EXERCISE REQUIREMENTS: Report all lines holding "первая".
-- Begin MATERIAL FOR THE TASK --
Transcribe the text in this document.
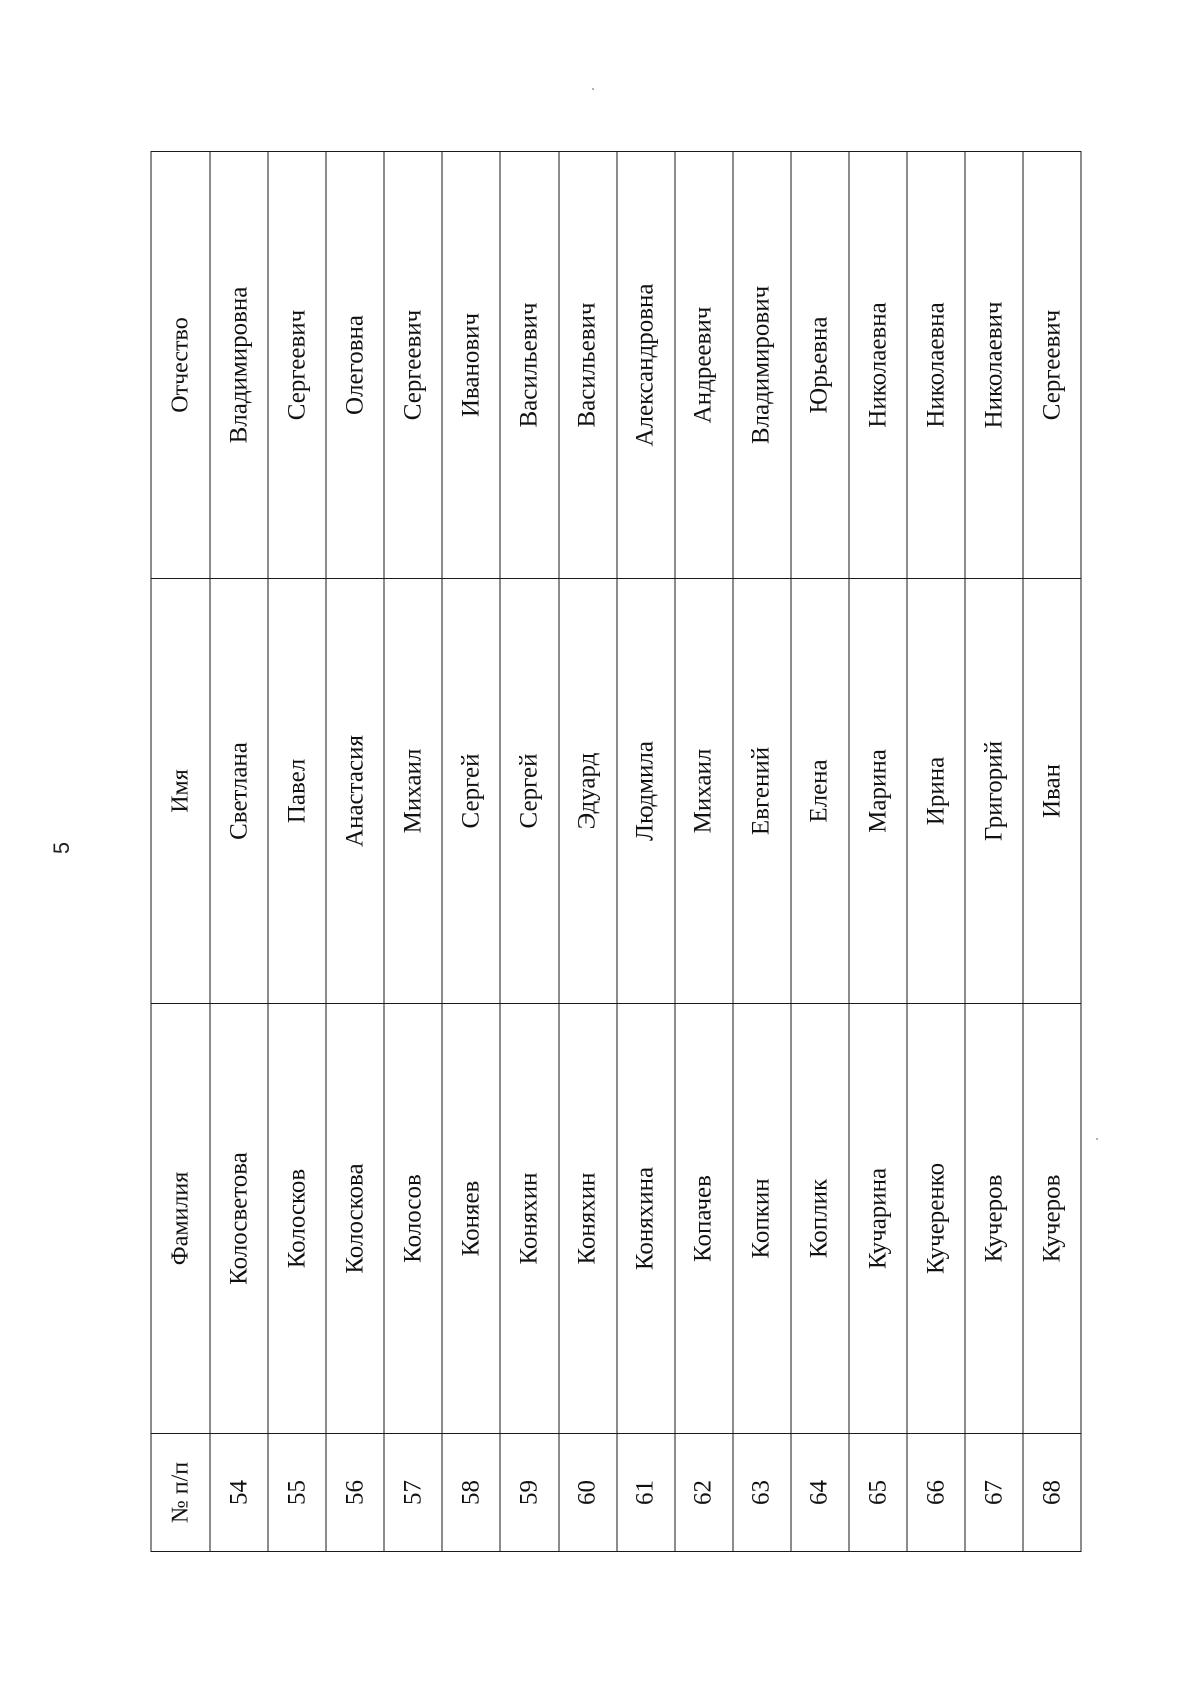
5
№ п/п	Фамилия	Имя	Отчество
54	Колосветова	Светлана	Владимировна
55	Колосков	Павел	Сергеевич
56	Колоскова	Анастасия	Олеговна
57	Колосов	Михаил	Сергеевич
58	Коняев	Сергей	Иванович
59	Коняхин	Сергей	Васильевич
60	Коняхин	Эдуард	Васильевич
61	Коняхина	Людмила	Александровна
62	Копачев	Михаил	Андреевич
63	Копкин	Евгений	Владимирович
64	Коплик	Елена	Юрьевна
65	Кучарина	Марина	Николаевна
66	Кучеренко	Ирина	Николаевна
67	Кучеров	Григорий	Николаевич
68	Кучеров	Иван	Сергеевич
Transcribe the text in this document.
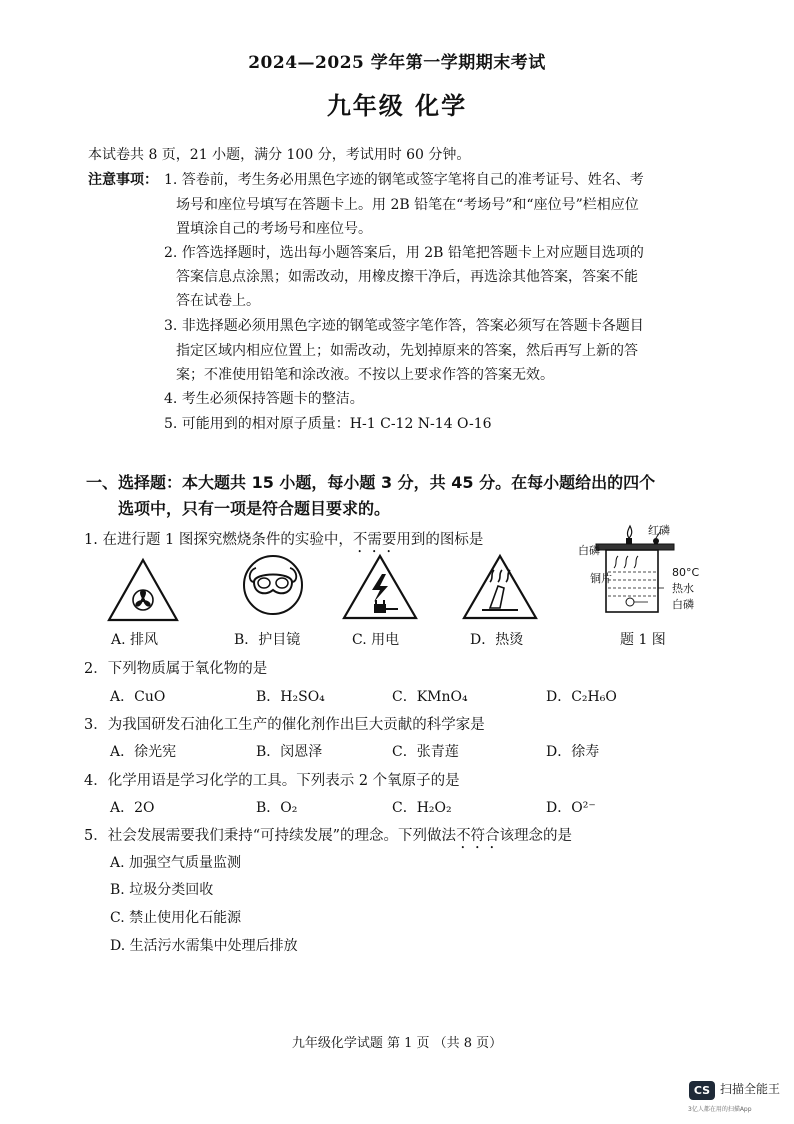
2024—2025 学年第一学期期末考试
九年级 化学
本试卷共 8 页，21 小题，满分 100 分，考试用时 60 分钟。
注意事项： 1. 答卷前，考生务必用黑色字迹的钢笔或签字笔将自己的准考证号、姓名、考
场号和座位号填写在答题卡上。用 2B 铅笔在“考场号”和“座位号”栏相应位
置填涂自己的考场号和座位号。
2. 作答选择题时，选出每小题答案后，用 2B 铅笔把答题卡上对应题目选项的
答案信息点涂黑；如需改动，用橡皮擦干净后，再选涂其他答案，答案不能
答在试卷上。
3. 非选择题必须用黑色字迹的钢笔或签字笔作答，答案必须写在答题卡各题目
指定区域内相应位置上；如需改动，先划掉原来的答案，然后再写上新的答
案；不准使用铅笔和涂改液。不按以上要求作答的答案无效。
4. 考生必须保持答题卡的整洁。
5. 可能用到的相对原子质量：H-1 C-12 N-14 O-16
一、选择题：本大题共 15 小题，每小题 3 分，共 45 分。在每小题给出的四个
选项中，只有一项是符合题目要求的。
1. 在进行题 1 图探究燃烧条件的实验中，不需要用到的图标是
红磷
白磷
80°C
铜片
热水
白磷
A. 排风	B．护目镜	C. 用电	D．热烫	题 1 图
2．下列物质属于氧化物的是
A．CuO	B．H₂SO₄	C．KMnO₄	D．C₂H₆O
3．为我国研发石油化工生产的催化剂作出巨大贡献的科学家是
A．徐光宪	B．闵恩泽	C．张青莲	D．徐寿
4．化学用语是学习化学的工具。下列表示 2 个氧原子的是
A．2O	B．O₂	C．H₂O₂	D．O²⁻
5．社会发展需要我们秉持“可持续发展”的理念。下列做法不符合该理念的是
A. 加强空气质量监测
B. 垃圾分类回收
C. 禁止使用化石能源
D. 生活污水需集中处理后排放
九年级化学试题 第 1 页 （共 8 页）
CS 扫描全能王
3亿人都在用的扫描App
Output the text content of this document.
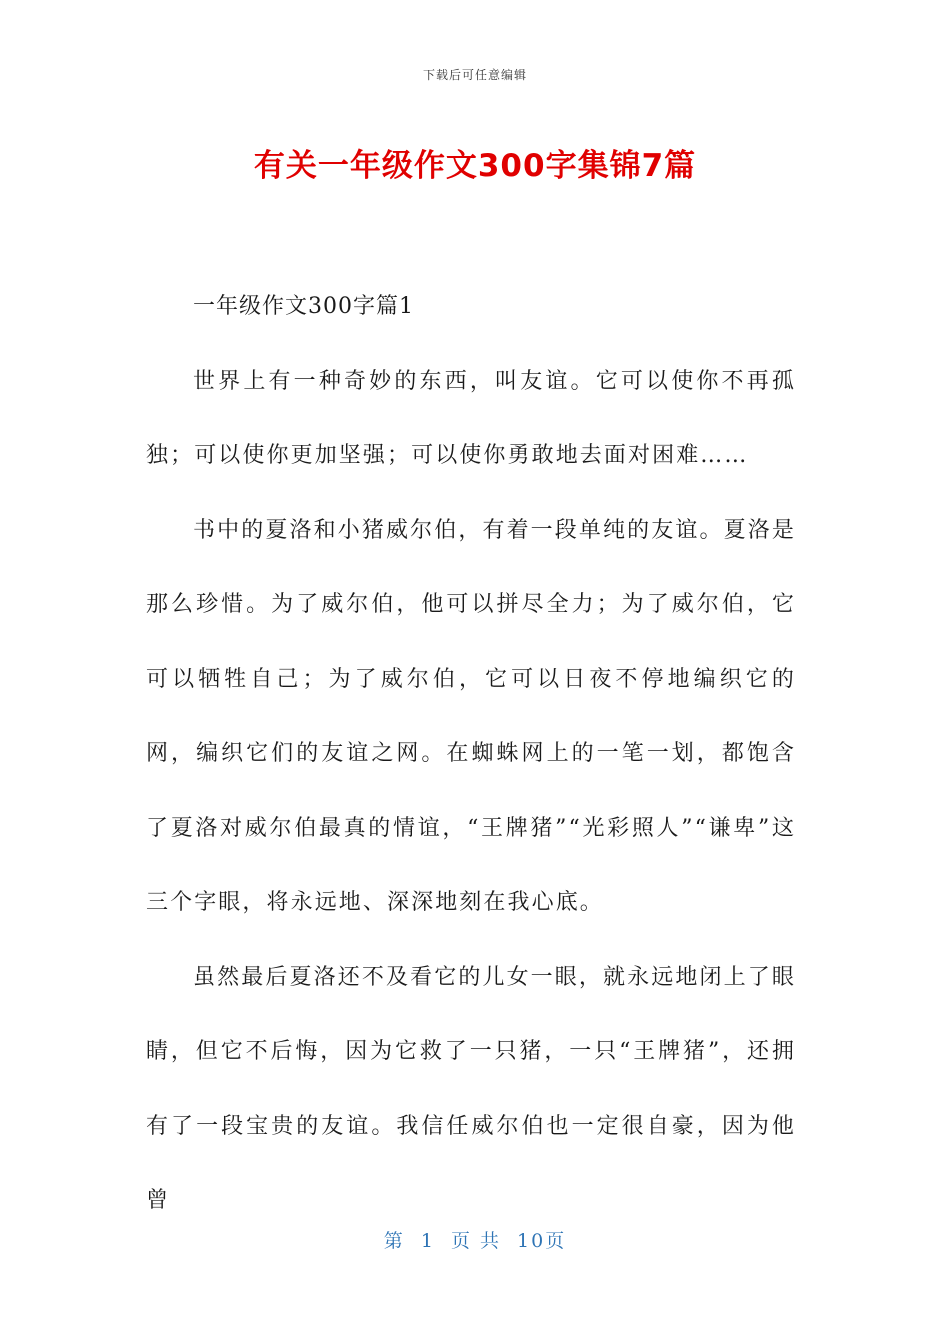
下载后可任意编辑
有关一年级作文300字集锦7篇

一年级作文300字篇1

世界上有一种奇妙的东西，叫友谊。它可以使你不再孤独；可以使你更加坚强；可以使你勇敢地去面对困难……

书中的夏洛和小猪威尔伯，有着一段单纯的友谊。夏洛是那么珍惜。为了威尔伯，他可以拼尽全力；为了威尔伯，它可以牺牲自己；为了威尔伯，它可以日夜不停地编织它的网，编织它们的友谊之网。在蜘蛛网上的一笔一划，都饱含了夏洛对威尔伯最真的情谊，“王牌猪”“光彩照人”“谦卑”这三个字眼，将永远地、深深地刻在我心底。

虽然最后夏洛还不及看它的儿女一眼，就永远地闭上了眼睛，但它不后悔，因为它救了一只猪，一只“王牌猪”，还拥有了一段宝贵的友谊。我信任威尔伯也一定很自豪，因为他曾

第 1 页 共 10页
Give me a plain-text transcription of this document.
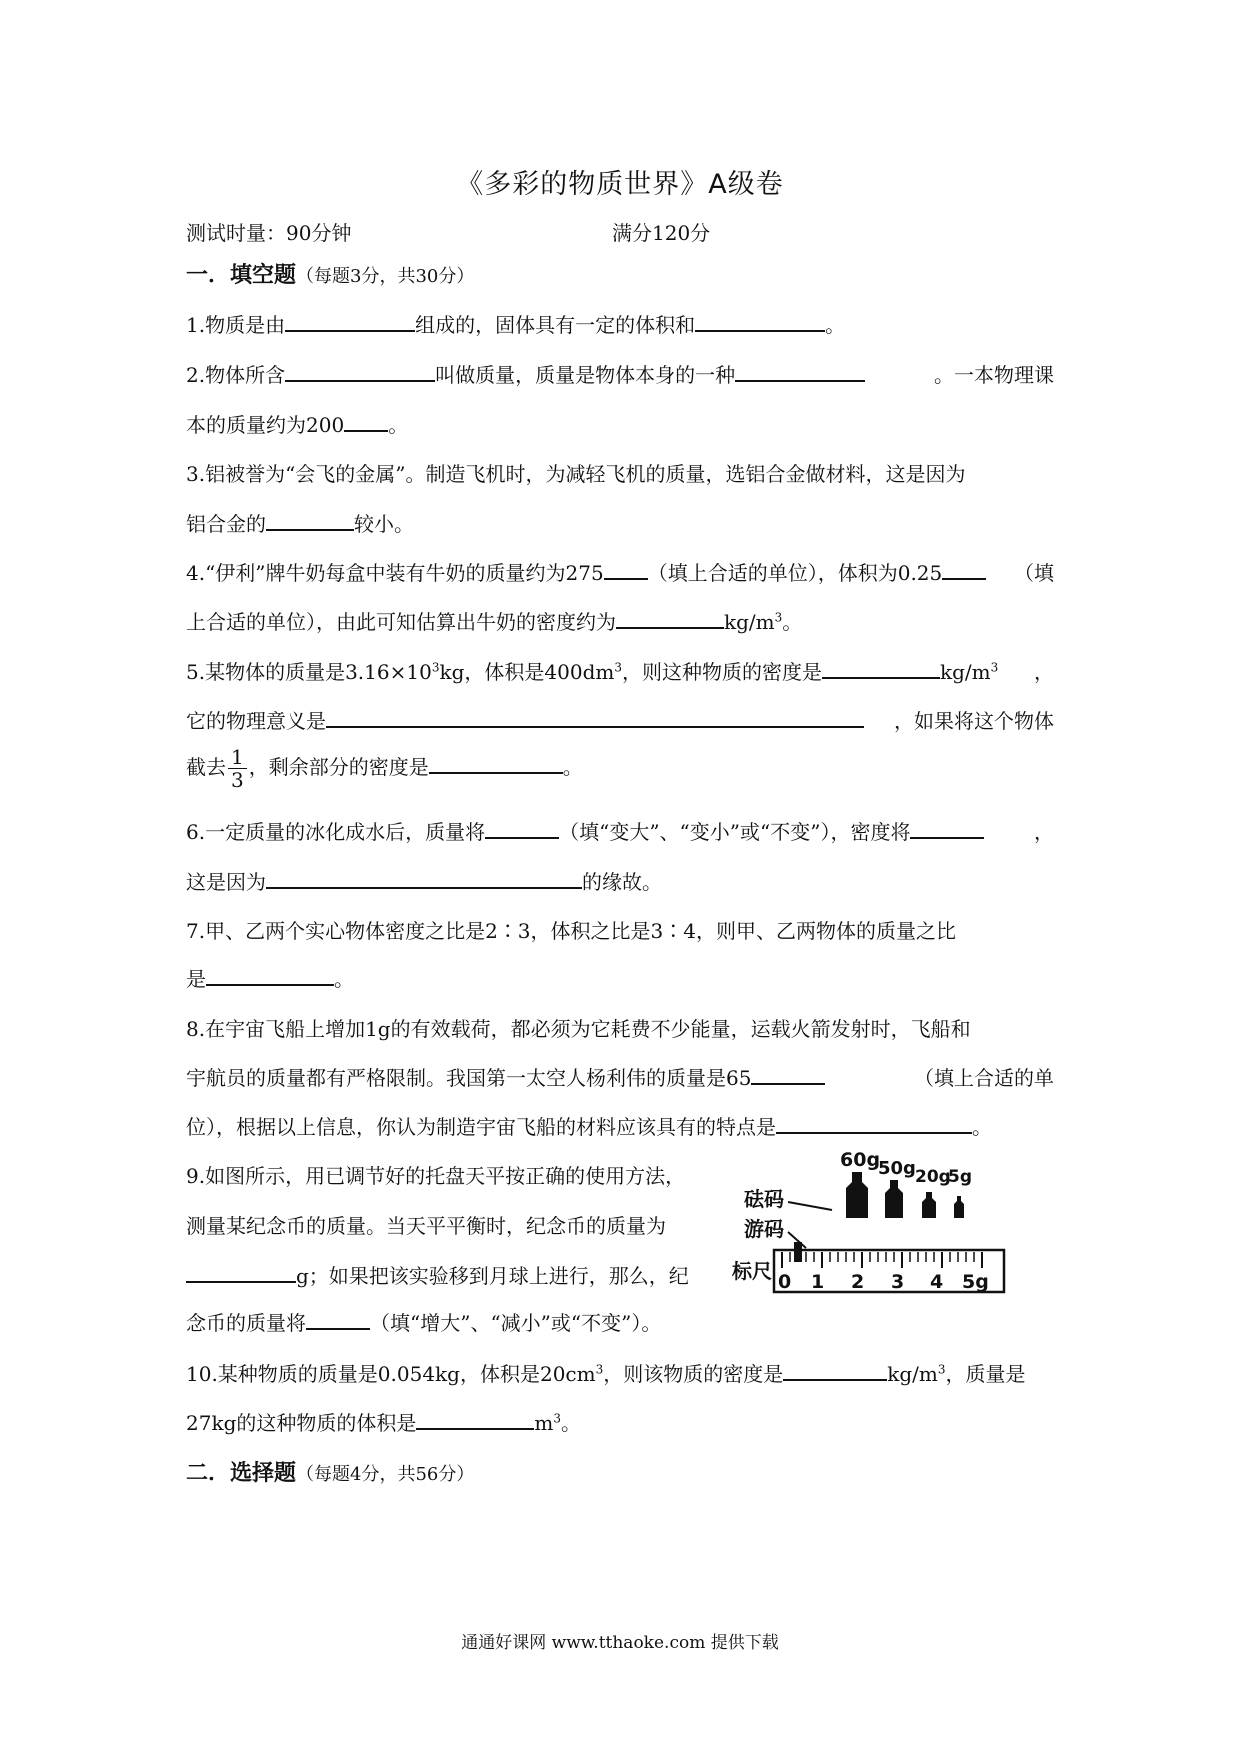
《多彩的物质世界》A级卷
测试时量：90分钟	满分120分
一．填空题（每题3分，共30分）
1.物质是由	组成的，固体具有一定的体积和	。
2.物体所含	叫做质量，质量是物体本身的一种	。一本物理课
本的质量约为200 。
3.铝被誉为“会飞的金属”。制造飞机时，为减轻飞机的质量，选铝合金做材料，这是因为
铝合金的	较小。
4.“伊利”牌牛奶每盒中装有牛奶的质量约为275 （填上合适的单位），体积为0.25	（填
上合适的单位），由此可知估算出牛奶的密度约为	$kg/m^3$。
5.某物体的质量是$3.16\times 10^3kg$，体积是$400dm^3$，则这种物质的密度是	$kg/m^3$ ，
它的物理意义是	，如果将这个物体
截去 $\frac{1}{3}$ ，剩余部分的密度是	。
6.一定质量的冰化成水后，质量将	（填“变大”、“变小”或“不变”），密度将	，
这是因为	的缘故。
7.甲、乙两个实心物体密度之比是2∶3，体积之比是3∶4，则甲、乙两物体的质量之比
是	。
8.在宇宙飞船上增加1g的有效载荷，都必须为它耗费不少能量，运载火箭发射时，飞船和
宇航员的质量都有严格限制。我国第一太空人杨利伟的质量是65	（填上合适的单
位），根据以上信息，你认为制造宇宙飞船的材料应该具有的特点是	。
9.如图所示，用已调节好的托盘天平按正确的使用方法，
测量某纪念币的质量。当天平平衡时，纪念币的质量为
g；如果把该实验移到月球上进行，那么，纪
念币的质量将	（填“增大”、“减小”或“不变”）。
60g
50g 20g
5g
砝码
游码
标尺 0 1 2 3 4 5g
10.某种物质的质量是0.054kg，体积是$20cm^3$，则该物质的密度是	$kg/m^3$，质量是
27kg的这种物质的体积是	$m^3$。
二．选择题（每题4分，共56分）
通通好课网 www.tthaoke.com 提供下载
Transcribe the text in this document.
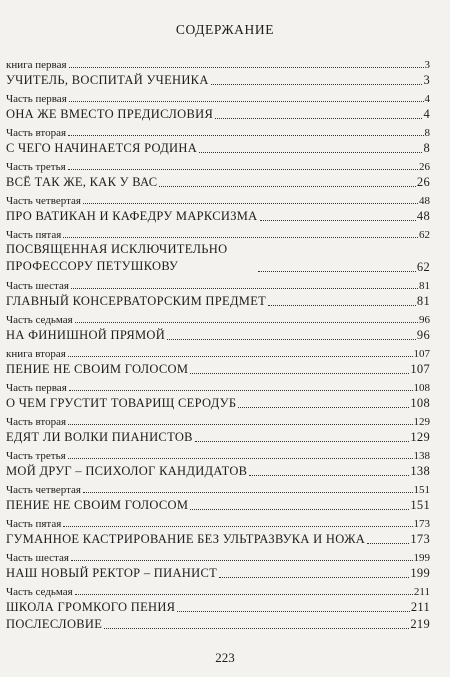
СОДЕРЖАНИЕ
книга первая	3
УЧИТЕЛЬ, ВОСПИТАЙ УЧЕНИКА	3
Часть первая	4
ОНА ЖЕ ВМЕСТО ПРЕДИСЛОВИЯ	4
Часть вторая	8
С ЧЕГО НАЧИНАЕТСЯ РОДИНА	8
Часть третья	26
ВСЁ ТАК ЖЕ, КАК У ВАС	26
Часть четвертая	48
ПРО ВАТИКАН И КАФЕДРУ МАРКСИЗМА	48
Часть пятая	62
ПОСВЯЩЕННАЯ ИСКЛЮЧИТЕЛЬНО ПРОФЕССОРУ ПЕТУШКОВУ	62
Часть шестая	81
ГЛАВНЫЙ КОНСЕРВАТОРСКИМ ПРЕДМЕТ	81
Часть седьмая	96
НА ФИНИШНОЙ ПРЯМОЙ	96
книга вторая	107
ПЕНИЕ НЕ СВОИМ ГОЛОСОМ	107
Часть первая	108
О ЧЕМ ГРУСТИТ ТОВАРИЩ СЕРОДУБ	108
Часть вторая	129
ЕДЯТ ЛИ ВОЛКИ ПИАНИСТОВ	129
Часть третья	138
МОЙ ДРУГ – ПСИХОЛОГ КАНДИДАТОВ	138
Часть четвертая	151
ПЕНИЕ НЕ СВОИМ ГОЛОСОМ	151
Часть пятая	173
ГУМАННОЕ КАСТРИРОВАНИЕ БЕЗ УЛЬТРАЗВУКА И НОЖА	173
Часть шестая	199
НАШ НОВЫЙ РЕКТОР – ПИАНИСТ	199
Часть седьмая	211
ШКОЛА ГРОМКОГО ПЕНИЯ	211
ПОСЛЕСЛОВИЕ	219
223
-- End MATERIAL FOR THE TASK --
ANSWER TO THIS PROBLEM:
книга первая	3
Часть первая	4
Часть первая	108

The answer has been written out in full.